Start of Input
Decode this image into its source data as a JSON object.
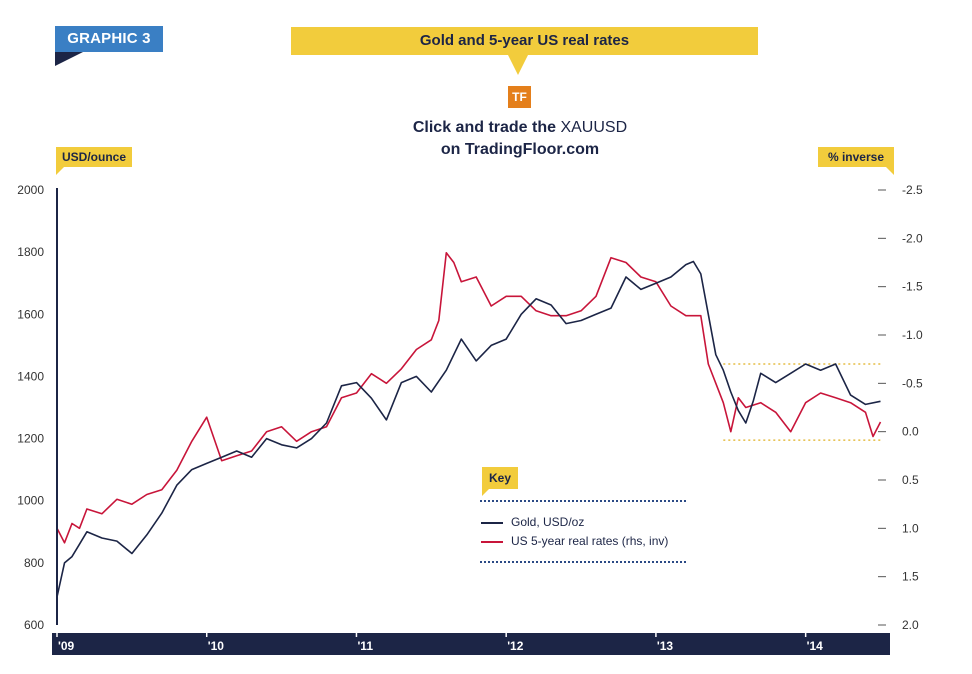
{
  "header": {
    "graphic_label": "GRAPHIC 3",
    "title": "Gold and 5-year US real rates",
    "logo_text": "TF",
    "cta_prefix": "Click and trade the ",
    "cta_symbol": "XAUUSD",
    "cta_line2": "on TradingFloor.com"
  },
  "colors": {
    "gold_series": "#1c2546",
    "real_rates_series": "#c8153a",
    "accent_yellow": "#f2cc3c",
    "axis_bar": "#1c2546",
    "graphic_tag": "#3a7fc4",
    "logo_orange": "#e47f1b",
    "range_band": "#e0b020"
  },
  "legend": {
    "key_label": "Key",
    "placement": "center-bottom"
  },
  "chart_data": {
    "type": "line",
    "title": "Gold and 5-year US real rates",
    "xlabel": "",
    "ylabel": "USD/ounce",
    "y2label": "% inverse",
    "xlim": [
      2009.0,
      2014.55
    ],
    "ylim": [
      600,
      2000
    ],
    "y2lim": [
      2.0,
      -2.5
    ],
    "y2_inverted": true,
    "grid": false,
    "x_ticks": [
      {
        "value": 2009,
        "label": "'09"
      },
      {
        "value": 2010,
        "label": "'10"
      },
      {
        "value": 2011,
        "label": "'11"
      },
      {
        "value": 2012,
        "label": "'12"
      },
      {
        "value": 2013,
        "label": "'13"
      },
      {
        "value": 2014,
        "label": "'14"
      }
    ],
    "y_ticks": [
      {
        "value": 600,
        "label": "600"
      },
      {
        "value": 800,
        "label": "800"
      },
      {
        "value": 1000,
        "label": "1000"
      },
      {
        "value": 1200,
        "label": "1200"
      },
      {
        "value": 1400,
        "label": "1400"
      },
      {
        "value": 1600,
        "label": "1600"
      },
      {
        "value": 1800,
        "label": "1800"
      },
      {
        "value": 2000,
        "label": "2000"
      }
    ],
    "y2_ticks": [
      {
        "value": -2.5,
        "label": "-2.5"
      },
      {
        "value": -2.0,
        "label": "-2.0"
      },
      {
        "value": -1.5,
        "label": "-1.5"
      },
      {
        "value": -1.0,
        "label": "-1.0"
      },
      {
        "value": -0.5,
        "label": "-0.5"
      },
      {
        "value": 0.0,
        "label": "0.0"
      },
      {
        "value": 0.5,
        "label": "0.5"
      },
      {
        "value": 1.0,
        "label": "1.0"
      },
      {
        "value": 1.5,
        "label": "1.5"
      },
      {
        "value": 2.0,
        "label": "2.0"
      }
    ],
    "range_band": {
      "x": [
        2013.45,
        2014.5
      ],
      "y": [
        1195,
        1440
      ]
    },
    "series": [
      {
        "name": "Gold, USD/oz",
        "axis": "left",
        "x": [
          2009.0,
          2009.05,
          2009.1,
          2009.15,
          2009.2,
          2009.3,
          2009.4,
          2009.5,
          2009.6,
          2009.7,
          2009.8,
          2009.9,
          2010.0,
          2010.1,
          2010.2,
          2010.3,
          2010.4,
          2010.5,
          2010.6,
          2010.7,
          2010.8,
          2010.9,
          2011.0,
          2011.1,
          2011.2,
          2011.3,
          2011.4,
          2011.5,
          2011.6,
          2011.7,
          2011.8,
          2011.9,
          2012.0,
          2012.1,
          2012.2,
          2012.3,
          2012.4,
          2012.5,
          2012.6,
          2012.7,
          2012.8,
          2012.9,
          2013.0,
          2013.1,
          2013.2,
          2013.25,
          2013.3,
          2013.35,
          2013.4,
          2013.45,
          2013.5,
          2013.55,
          2013.6,
          2013.65,
          2013.7,
          2013.8,
          2013.9,
          2014.0,
          2014.1,
          2014.2,
          2014.3,
          2014.4,
          2014.5
        ],
        "y": [
          690,
          800,
          820,
          860,
          900,
          880,
          870,
          830,
          890,
          960,
          1050,
          1100,
          1120,
          1140,
          1160,
          1140,
          1200,
          1180,
          1170,
          1200,
          1250,
          1370,
          1380,
          1330,
          1260,
          1380,
          1400,
          1350,
          1420,
          1520,
          1450,
          1500,
          1520,
          1600,
          1650,
          1630,
          1570,
          1580,
          1600,
          1620,
          1720,
          1680,
          1700,
          1720,
          1760,
          1770,
          1730,
          1600,
          1470,
          1420,
          1350,
          1290,
          1250,
          1320,
          1410,
          1380,
          1410,
          1440,
          1420,
          1440,
          1340,
          1310,
          1320
        ]
      },
      {
        "name": "US 5-year real rates (rhs, inv)",
        "axis": "right",
        "x": [
          2009.0,
          2009.05,
          2009.1,
          2009.15,
          2009.2,
          2009.3,
          2009.4,
          2009.5,
          2009.6,
          2009.7,
          2009.8,
          2009.9,
          2010.0,
          2010.1,
          2010.2,
          2010.3,
          2010.4,
          2010.5,
          2010.6,
          2010.7,
          2010.8,
          2010.9,
          2011.0,
          2011.1,
          2011.2,
          2011.3,
          2011.4,
          2011.5,
          2011.55,
          2011.6,
          2011.65,
          2011.7,
          2011.8,
          2011.9,
          2012.0,
          2012.1,
          2012.2,
          2012.3,
          2012.4,
          2012.5,
          2012.6,
          2012.7,
          2012.8,
          2012.9,
          2013.0,
          2013.1,
          2013.2,
          2013.3,
          2013.35,
          2013.4,
          2013.45,
          2013.5,
          2013.55,
          2013.6,
          2013.7,
          2013.8,
          2013.9,
          2014.0,
          2014.1,
          2014.2,
          2014.3,
          2014.4,
          2014.45,
          2014.5
        ],
        "y": [
          1.0,
          1.15,
          0.95,
          1.0,
          0.8,
          0.85,
          0.7,
          0.75,
          0.65,
          0.6,
          0.4,
          0.1,
          -0.15,
          0.3,
          0.25,
          0.2,
          0.0,
          -0.05,
          0.1,
          0.0,
          -0.05,
          -0.35,
          -0.4,
          -0.6,
          -0.5,
          -0.65,
          -0.85,
          -0.95,
          -1.15,
          -1.85,
          -1.75,
          -1.55,
          -1.6,
          -1.3,
          -1.4,
          -1.4,
          -1.25,
          -1.2,
          -1.2,
          -1.25,
          -1.4,
          -1.8,
          -1.75,
          -1.6,
          -1.55,
          -1.3,
          -1.2,
          -1.2,
          -0.7,
          -0.5,
          -0.3,
          0.0,
          -0.35,
          -0.25,
          -0.3,
          -0.2,
          0.0,
          -0.3,
          -0.4,
          -0.35,
          -0.3,
          -0.2,
          0.05,
          -0.1
        ]
      }
    ]
  }
}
End of Input
* **Problem details**: Print each record exactly as it stands, leaving the images out.

* **Solution to the exercise**:
Decode this image into its source data as a JSON object.
{
  "header": {
    "graphic_label": "GRAPHIC 3",
    "title": "Gold and 5-year US real rates",
    "logo_text": "TF",
    "cta_prefix": "Click and trade the ",
    "cta_symbol": "XAUUSD",
    "cta_line2": "on TradingFloor.com"
  },
  "colors": {
    "gold_series": "#1c2546",
    "real_rates_series": "#c8153a",
    "accent_yellow": "#f2cc3c",
    "axis_bar": "#1c2546",
    "graphic_tag": "#3a7fc4",
    "logo_orange": "#e47f1b",
    "range_band": "#e0b020"
  },
  "legend": {
    "key_label": "Key",
    "placement": "center-bottom"
  },
  "chart_data": {
    "type": "line",
    "title": "Gold and 5-year US real rates",
    "xlabel": "",
    "ylabel": "USD/ounce",
    "y2label": "% inverse",
    "xlim": [
      2009.0,
      2014.55
    ],
    "ylim": [
      600,
      2000
    ],
    "y2lim": [
      2.0,
      -2.5
    ],
    "y2_inverted": true,
    "grid": false,
    "x_ticks": [
      {
        "value": 2009,
        "label": "'09"
      },
      {
        "value": 2010,
        "label": "'10"
      },
      {
        "value": 2011,
        "label": "'11"
      },
      {
        "value": 2012,
        "label": "'12"
      },
      {
        "value": 2013,
        "label": "'13"
      },
      {
        "value": 2014,
        "label": "'14"
      }
    ],
    "y_ticks": [
      {
        "value": 600,
        "label": "600"
      },
      {
        "value": 800,
        "label": "800"
      },
      {
        "value": 1000,
        "label": "1000"
      },
      {
        "value": 1200,
        "label": "1200"
      },
      {
        "value": 1400,
        "label": "1400"
      },
      {
        "value": 1600,
        "label": "1600"
      },
      {
        "value": 1800,
        "label": "1800"
      },
      {
        "value": 2000,
        "label": "2000"
      }
    ],
    "y2_ticks": [
      {
        "value": -2.5,
        "label": "-2.5"
      },
      {
        "value": -2.0,
        "label": "-2.0"
      },
      {
        "value": -1.5,
        "label": "-1.5"
      },
      {
        "value": -1.0,
        "label": "-1.0"
      },
      {
        "value": -0.5,
        "label": "-0.5"
      },
      {
        "value": 0.0,
        "label": "0.0"
      },
      {
        "value": 0.5,
        "label": "0.5"
      },
      {
        "value": 1.0,
        "label": "1.0"
      },
      {
        "value": 1.5,
        "label": "1.5"
      },
      {
        "value": 2.0,
        "label": "2.0"
      }
    ],
    "range_band": {
      "x": [
        2013.45,
        2014.5
      ],
      "y": [
        1195,
        1440
      ]
    },
    "series": [
      {
        "name": "Gold, USD/oz",
        "axis": "left",
        "x": [
          2009.0,
          2009.05,
          2009.1,
          2009.15,
          2009.2,
          2009.3,
          2009.4,
          2009.5,
          2009.6,
          2009.7,
          2009.8,
          2009.9,
          2010.0,
          2010.1,
          2010.2,
          2010.3,
          2010.4,
          2010.5,
          2010.6,
          2010.7,
          2010.8,
          2010.9,
          2011.0,
          2011.1,
          2011.2,
          2011.3,
          2011.4,
          2011.5,
          2011.6,
          2011.7,
          2011.8,
          2011.9,
          2012.0,
          2012.1,
          2012.2,
          2012.3,
          2012.4,
          2012.5,
          2012.6,
          2012.7,
          2012.8,
          2012.9,
          2013.0,
          2013.1,
          2013.2,
          2013.25,
          2013.3,
          2013.35,
          2013.4,
          2013.45,
          2013.5,
          2013.55,
          2013.6,
          2013.65,
          2013.7,
          2013.8,
          2013.9,
          2014.0,
          2014.1,
          2014.2,
          2014.3,
          2014.4,
          2014.5
        ],
        "y": [
          690,
          800,
          820,
          860,
          900,
          880,
          870,
          830,
          890,
          960,
          1050,
          1100,
          1120,
          1140,
          1160,
          1140,
          1200,
          1180,
          1170,
          1200,
          1250,
          1370,
          1380,
          1330,
          1260,
          1380,
          1400,
          1350,
          1420,
          1520,
          1450,
          1500,
          1520,
          1600,
          1650,
          1630,
          1570,
          1580,
          1600,
          1620,
          1720,
          1680,
          1700,
          1720,
          1760,
          1770,
          1730,
          1600,
          1470,
          1420,
          1350,
          1290,
          1250,
          1320,
          1410,
          1380,
          1410,
          1440,
          1420,
          1440,
          1340,
          1310,
          1320
        ]
      },
      {
        "name": "US 5-year real rates (rhs, inv)",
        "axis": "right",
        "x": [
          2009.0,
          2009.05,
          2009.1,
          2009.15,
          2009.2,
          2009.3,
          2009.4,
          2009.5,
          2009.6,
          2009.7,
          2009.8,
          2009.9,
          2010.0,
          2010.1,
          2010.2,
          2010.3,
          2010.4,
          2010.5,
          2010.6,
          2010.7,
          2010.8,
          2010.9,
          2011.0,
          2011.1,
          2011.2,
          2011.3,
          2011.4,
          2011.5,
          2011.55,
          2011.6,
          2011.65,
          2011.7,
          2011.8,
          2011.9,
          2012.0,
          2012.1,
          2012.2,
          2012.3,
          2012.4,
          2012.5,
          2012.6,
          2012.7,
          2012.8,
          2012.9,
          2013.0,
          2013.1,
          2013.2,
          2013.3,
          2013.35,
          2013.4,
          2013.45,
          2013.5,
          2013.55,
          2013.6,
          2013.7,
          2013.8,
          2013.9,
          2014.0,
          2014.1,
          2014.2,
          2014.3,
          2014.4,
          2014.45,
          2014.5
        ],
        "y": [
          1.0,
          1.15,
          0.95,
          1.0,
          0.8,
          0.85,
          0.7,
          0.75,
          0.65,
          0.6,
          0.4,
          0.1,
          -0.15,
          0.3,
          0.25,
          0.2,
          0.0,
          -0.05,
          0.1,
          0.0,
          -0.05,
          -0.35,
          -0.4,
          -0.6,
          -0.5,
          -0.65,
          -0.85,
          -0.95,
          -1.15,
          -1.85,
          -1.75,
          -1.55,
          -1.6,
          -1.3,
          -1.4,
          -1.4,
          -1.25,
          -1.2,
          -1.2,
          -1.25,
          -1.4,
          -1.8,
          -1.75,
          -1.6,
          -1.55,
          -1.3,
          -1.2,
          -1.2,
          -0.7,
          -0.5,
          -0.3,
          0.0,
          -0.35,
          -0.25,
          -0.3,
          -0.2,
          0.0,
          -0.3,
          -0.4,
          -0.35,
          -0.3,
          -0.2,
          0.05,
          -0.1
        ]
      }
    ]
  }
}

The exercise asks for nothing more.